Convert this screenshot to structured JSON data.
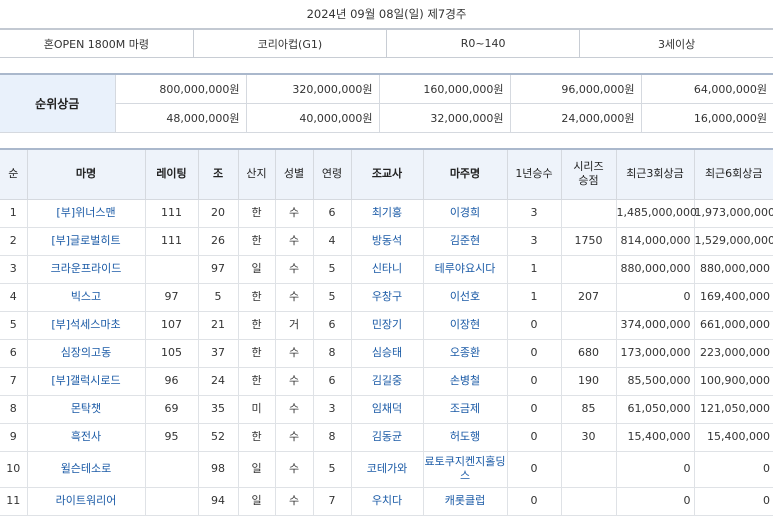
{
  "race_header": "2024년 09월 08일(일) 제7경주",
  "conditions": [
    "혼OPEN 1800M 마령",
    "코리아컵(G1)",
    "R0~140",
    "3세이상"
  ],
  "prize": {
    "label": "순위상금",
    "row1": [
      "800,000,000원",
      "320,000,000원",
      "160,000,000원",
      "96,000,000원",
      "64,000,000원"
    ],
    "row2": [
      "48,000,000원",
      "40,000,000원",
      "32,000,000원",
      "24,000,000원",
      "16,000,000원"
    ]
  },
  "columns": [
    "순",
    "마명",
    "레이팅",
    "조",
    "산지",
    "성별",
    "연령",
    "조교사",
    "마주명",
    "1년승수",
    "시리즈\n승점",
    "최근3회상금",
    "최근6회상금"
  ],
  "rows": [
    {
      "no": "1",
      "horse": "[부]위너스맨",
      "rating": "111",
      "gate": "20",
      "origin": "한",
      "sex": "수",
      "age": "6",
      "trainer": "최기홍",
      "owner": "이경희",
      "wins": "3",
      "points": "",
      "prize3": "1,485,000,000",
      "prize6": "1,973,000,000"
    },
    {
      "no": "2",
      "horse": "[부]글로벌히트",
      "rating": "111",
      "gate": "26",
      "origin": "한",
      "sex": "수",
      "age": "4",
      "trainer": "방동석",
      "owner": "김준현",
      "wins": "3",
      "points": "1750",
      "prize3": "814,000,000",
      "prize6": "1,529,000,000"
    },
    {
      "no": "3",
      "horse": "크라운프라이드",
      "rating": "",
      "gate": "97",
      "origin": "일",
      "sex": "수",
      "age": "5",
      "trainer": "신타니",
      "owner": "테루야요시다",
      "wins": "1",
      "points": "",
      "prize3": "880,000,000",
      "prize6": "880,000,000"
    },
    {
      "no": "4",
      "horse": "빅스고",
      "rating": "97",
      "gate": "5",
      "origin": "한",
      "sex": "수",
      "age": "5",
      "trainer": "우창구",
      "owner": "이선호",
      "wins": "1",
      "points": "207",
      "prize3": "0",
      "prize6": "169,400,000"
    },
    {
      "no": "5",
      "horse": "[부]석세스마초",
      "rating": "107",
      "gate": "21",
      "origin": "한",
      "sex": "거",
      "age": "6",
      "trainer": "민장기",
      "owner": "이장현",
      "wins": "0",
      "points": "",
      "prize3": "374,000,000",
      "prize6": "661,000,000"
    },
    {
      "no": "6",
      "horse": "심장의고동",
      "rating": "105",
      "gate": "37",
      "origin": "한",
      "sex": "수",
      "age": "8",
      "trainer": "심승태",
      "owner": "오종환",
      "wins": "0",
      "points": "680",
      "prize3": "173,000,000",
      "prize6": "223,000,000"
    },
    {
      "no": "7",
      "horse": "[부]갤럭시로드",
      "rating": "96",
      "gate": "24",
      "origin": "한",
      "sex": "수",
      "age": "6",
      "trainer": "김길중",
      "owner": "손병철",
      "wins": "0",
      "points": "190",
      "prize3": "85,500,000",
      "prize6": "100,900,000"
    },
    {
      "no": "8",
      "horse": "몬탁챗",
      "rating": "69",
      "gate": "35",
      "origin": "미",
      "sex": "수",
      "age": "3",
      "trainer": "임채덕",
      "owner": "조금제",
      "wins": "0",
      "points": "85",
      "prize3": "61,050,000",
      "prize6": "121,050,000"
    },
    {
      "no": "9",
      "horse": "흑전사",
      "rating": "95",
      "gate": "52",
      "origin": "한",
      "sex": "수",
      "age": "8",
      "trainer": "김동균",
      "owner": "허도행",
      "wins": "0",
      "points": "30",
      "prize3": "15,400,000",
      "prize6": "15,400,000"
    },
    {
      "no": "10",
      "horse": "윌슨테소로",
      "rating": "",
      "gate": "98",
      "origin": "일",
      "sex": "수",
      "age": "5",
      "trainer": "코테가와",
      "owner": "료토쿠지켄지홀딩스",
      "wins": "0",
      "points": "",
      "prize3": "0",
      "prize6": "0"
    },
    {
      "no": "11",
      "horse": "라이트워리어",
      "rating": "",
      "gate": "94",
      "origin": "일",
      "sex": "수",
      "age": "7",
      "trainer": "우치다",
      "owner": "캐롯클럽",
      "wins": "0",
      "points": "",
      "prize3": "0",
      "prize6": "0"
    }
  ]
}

• _Stated goal_: Reproduce every entry word for word, but skip any pictures.

• _Reply to the task_:
Convert this screenshot to structured JSON data.
{
  "race_header": "2024년 09월 08일(일) 제7경주",
  "conditions": [
    "혼OPEN 1800M 마령",
    "코리아컵(G1)",
    "R0~140",
    "3세이상"
  ],
  "prize": {
    "label": "순위상금",
    "row1": [
      "800,000,000원",
      "320,000,000원",
      "160,000,000원",
      "96,000,000원",
      "64,000,000원"
    ],
    "row2": [
      "48,000,000원",
      "40,000,000원",
      "32,000,000원",
      "24,000,000원",
      "16,000,000원"
    ]
  },
  "columns": [
    "순",
    "마명",
    "레이팅",
    "조",
    "산지",
    "성별",
    "연령",
    "조교사",
    "마주명",
    "1년승수",
    "시리즈\n승점",
    "최근3회상금",
    "최근6회상금"
  ],
  "rows": [
    {
      "no": "1",
      "horse": "[부]위너스맨",
      "rating": "111",
      "gate": "20",
      "origin": "한",
      "sex": "수",
      "age": "6",
      "trainer": "최기홍",
      "owner": "이경희",
      "wins": "3",
      "points": "",
      "prize3": "1,485,000,000",
      "prize6": "1,973,000,000"
    },
    {
      "no": "2",
      "horse": "[부]글로벌히트",
      "rating": "111",
      "gate": "26",
      "origin": "한",
      "sex": "수",
      "age": "4",
      "trainer": "방동석",
      "owner": "김준현",
      "wins": "3",
      "points": "1750",
      "prize3": "814,000,000",
      "prize6": "1,529,000,000"
    },
    {
      "no": "3",
      "horse": "크라운프라이드",
      "rating": "",
      "gate": "97",
      "origin": "일",
      "sex": "수",
      "age": "5",
      "trainer": "신타니",
      "owner": "테루야요시다",
      "wins": "1",
      "points": "",
      "prize3": "880,000,000",
      "prize6": "880,000,000"
    },
    {
      "no": "4",
      "horse": "빅스고",
      "rating": "97",
      "gate": "5",
      "origin": "한",
      "sex": "수",
      "age": "5",
      "trainer": "우창구",
      "owner": "이선호",
      "wins": "1",
      "points": "207",
      "prize3": "0",
      "prize6": "169,400,000"
    },
    {
      "no": "5",
      "horse": "[부]석세스마초",
      "rating": "107",
      "gate": "21",
      "origin": "한",
      "sex": "거",
      "age": "6",
      "trainer": "민장기",
      "owner": "이장현",
      "wins": "0",
      "points": "",
      "prize3": "374,000,000",
      "prize6": "661,000,000"
    },
    {
      "no": "6",
      "horse": "심장의고동",
      "rating": "105",
      "gate": "37",
      "origin": "한",
      "sex": "수",
      "age": "8",
      "trainer": "심승태",
      "owner": "오종환",
      "wins": "0",
      "points": "680",
      "prize3": "173,000,000",
      "prize6": "223,000,000"
    },
    {
      "no": "7",
      "horse": "[부]갤럭시로드",
      "rating": "96",
      "gate": "24",
      "origin": "한",
      "sex": "수",
      "age": "6",
      "trainer": "김길중",
      "owner": "손병철",
      "wins": "0",
      "points": "190",
      "prize3": "85,500,000",
      "prize6": "100,900,000"
    },
    {
      "no": "8",
      "horse": "몬탁챗",
      "rating": "69",
      "gate": "35",
      "origin": "미",
      "sex": "수",
      "age": "3",
      "trainer": "임채덕",
      "owner": "조금제",
      "wins": "0",
      "points": "85",
      "prize3": "61,050,000",
      "prize6": "121,050,000"
    },
    {
      "no": "9",
      "horse": "흑전사",
      "rating": "95",
      "gate": "52",
      "origin": "한",
      "sex": "수",
      "age": "8",
      "trainer": "김동균",
      "owner": "허도행",
      "wins": "0",
      "points": "30",
      "prize3": "15,400,000",
      "prize6": "15,400,000"
    },
    {
      "no": "10",
      "horse": "윌슨테소로",
      "rating": "",
      "gate": "98",
      "origin": "일",
      "sex": "수",
      "age": "5",
      "trainer": "코테가와",
      "owner": "료토쿠지켄지홀딩스",
      "wins": "0",
      "points": "",
      "prize3": "0",
      "prize6": "0"
    },
    {
      "no": "11",
      "horse": "라이트워리어",
      "rating": "",
      "gate": "94",
      "origin": "일",
      "sex": "수",
      "age": "7",
      "trainer": "우치다",
      "owner": "캐롯클럽",
      "wins": "0",
      "points": "",
      "prize3": "0",
      "prize6": "0"
    }
  ]
}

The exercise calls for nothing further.